* EXERCISE REQUIREMENTS:
From the entries below, copy every line where the string "into" appears.

* MATERIAL:
:::

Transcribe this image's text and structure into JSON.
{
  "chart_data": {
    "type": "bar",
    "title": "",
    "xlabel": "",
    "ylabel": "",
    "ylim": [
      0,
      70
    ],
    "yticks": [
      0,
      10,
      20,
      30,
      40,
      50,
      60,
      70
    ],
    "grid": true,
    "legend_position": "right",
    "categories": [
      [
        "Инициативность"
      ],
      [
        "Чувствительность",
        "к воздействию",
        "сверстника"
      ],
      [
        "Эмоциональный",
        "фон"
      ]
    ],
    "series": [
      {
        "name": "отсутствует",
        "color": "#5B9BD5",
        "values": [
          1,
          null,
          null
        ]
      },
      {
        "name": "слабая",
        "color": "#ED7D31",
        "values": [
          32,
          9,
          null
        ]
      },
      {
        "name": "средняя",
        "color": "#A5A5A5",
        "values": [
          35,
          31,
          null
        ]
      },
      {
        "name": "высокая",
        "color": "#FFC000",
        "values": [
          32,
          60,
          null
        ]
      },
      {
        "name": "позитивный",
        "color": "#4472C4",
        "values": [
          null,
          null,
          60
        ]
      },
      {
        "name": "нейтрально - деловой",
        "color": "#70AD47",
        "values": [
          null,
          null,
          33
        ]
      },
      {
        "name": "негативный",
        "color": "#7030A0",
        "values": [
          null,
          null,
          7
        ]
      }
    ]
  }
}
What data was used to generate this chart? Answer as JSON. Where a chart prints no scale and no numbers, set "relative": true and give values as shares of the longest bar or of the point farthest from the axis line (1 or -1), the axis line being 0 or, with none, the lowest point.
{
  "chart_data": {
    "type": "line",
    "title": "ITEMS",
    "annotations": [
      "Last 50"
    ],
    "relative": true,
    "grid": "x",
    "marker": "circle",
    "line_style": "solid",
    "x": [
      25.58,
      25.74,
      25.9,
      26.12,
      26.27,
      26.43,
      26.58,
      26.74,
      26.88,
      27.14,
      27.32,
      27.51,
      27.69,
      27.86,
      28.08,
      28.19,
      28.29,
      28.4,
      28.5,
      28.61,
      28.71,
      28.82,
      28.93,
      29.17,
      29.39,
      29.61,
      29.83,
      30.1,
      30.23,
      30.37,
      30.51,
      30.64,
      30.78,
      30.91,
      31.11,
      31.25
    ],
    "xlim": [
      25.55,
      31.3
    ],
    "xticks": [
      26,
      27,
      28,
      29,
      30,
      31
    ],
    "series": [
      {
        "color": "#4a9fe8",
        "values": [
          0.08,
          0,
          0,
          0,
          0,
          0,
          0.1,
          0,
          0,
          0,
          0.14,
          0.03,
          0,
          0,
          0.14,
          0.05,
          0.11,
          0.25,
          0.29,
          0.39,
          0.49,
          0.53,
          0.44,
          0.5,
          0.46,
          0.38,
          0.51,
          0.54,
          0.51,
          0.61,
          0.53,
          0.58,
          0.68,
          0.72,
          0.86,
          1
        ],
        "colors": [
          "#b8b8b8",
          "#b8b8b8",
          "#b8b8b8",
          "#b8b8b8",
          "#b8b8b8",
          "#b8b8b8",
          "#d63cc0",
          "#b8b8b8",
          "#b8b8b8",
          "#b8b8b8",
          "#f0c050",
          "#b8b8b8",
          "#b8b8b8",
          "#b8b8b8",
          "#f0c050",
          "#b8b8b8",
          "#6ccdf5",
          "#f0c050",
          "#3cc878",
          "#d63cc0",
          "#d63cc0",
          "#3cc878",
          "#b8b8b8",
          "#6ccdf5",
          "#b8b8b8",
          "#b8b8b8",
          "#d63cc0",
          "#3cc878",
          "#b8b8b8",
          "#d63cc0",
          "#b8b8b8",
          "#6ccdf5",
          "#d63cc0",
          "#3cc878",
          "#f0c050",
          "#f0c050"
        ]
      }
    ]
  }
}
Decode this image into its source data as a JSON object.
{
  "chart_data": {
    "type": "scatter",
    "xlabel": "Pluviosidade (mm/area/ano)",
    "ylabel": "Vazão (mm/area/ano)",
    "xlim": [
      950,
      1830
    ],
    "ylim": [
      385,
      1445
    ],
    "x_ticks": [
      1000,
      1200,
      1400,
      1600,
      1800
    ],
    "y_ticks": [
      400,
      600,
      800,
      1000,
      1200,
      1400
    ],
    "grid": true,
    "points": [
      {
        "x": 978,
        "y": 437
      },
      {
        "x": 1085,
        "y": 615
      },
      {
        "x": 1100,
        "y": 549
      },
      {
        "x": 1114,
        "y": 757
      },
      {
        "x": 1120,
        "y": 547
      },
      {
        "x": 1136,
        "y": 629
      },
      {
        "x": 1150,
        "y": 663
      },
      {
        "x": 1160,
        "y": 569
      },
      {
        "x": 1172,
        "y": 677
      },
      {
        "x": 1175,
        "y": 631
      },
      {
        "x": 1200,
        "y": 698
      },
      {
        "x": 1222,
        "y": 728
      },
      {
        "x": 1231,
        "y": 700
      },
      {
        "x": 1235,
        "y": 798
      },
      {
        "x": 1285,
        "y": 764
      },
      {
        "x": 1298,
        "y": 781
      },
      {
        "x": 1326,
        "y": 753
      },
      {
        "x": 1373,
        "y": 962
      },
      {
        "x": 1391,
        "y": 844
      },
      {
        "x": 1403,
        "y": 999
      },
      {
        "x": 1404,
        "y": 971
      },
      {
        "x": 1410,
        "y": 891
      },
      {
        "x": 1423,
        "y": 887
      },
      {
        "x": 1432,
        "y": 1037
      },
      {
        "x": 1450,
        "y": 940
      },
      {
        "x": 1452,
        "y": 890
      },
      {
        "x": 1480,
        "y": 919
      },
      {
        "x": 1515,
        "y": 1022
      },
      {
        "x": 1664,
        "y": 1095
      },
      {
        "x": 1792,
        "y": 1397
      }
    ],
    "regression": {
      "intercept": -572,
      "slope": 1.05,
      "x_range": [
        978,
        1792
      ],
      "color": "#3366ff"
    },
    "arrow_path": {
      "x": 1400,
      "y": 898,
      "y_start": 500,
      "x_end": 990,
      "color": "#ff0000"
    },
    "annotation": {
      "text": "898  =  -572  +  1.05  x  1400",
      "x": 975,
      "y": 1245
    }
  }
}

:::

* COMPLETE OUTPUT:
Transcribe this image's text and structure into JSON.
Decode this image into its source data as a JSON object.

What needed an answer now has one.